— Start of Supplied data —
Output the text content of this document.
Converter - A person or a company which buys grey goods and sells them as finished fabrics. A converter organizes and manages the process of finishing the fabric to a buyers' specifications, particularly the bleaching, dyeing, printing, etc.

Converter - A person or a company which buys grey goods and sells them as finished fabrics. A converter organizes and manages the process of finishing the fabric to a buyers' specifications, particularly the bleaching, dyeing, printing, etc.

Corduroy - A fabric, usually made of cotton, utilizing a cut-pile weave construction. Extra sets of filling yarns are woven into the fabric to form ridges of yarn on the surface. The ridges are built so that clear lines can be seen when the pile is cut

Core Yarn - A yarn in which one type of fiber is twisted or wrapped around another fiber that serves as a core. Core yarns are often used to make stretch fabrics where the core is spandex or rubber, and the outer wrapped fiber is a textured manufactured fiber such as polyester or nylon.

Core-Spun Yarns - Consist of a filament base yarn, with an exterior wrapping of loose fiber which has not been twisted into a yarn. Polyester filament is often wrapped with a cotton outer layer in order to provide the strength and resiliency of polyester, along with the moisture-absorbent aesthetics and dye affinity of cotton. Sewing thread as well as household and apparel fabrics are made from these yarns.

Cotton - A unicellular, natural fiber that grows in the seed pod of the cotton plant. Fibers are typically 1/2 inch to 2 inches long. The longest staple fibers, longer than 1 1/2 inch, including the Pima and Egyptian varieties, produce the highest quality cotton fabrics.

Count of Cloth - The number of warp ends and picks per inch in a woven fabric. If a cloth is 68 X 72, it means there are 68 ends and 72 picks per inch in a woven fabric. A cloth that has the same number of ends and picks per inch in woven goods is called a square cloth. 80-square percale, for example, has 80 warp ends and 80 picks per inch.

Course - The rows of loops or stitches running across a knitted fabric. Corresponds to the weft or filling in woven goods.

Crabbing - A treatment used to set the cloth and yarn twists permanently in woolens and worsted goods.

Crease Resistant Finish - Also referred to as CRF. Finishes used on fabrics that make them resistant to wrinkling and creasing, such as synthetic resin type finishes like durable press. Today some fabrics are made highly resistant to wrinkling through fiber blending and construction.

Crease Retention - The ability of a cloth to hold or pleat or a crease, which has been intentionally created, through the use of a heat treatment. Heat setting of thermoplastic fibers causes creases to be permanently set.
— End of Supplied data —
Brief →
Copy out each record exactly as given, omitting none.

Result of the task →
Output the text content of this document.
Converter - A person or a company which buys grey goods and sells them as finished fabrics. A converter organizes and manages the process of finishing the fabric to a buyers' specifications, particularly the bleaching, dyeing, printing, etc.

Converter - A person or a company which buys grey goods and sells them as finished fabrics. A converter organizes and manages the process of finishing the fabric to a buyers' specifications, particularly the bleaching, dyeing, printing, etc.

Corduroy - A fabric, usually made of cotton, utilizing a cut-pile weave construction. Extra sets of filling yarns are woven into the fabric to form ridges of yarn on the surface. The ridges are built so that clear lines can be seen when the pile is cut

Core Yarn - A yarn in which one type of fiber is twisted or wrapped around another fiber that serves as a core. Core yarns are often used to make stretch fabrics where the core is spandex or rubber, and the outer wrapped fiber is a textured manufactured fiber such as polyester or nylon.

Core-Spun Yarns - Consist of a filament base yarn, with an exterior wrapping of loose fiber which has not been twisted into a yarn. Polyester filament is often wrapped with a cotton outer layer in order to provide the strength and resiliency of polyester, along with the moisture-absorbent aesthetics and dye affinity of cotton. Sewing thread as well as household and apparel fabrics are made from these yarns.

Cotton - A unicellular, natural fiber that grows in the seed pod of the cotton plant. Fibers are typically 1/2 inch to 2 inches long. The longest staple fibers, longer than 1 1/2 inch, including the Pima and Egyptian varieties, produce the highest quality cotton fabrics.

Count of Cloth - The number of warp ends and picks per inch in a woven fabric. If a cloth is 68 X 72, it means there are 68 ends and 72 picks per inch in a woven fabric. A cloth that has the same number of ends and picks per inch in woven goods is called a square cloth. 80-square percale, for example, has 80 warp ends and 80 picks per inch.

Course - The rows of loops or stitches running across a knitted fabric. Corresponds to the weft or filling in woven goods.

Crabbing - A treatment used to set the cloth and yarn twists permanently in woolens and worsted goods.

Crease Resistant Finish - Also referred to as CRF. Finishes used on fabrics that make them resistant to wrinkling and creasing, such as synthetic resin type finishes like durable press. Today some fabrics are made highly resistant to wrinkling through fiber blending and construction.

Crease Retention - The ability of a cloth to hold or pleat or a crease, which has been intentionally created, through the use of a heat treatment. Heat setting of thermoplastic fibers causes creases to be permanently set.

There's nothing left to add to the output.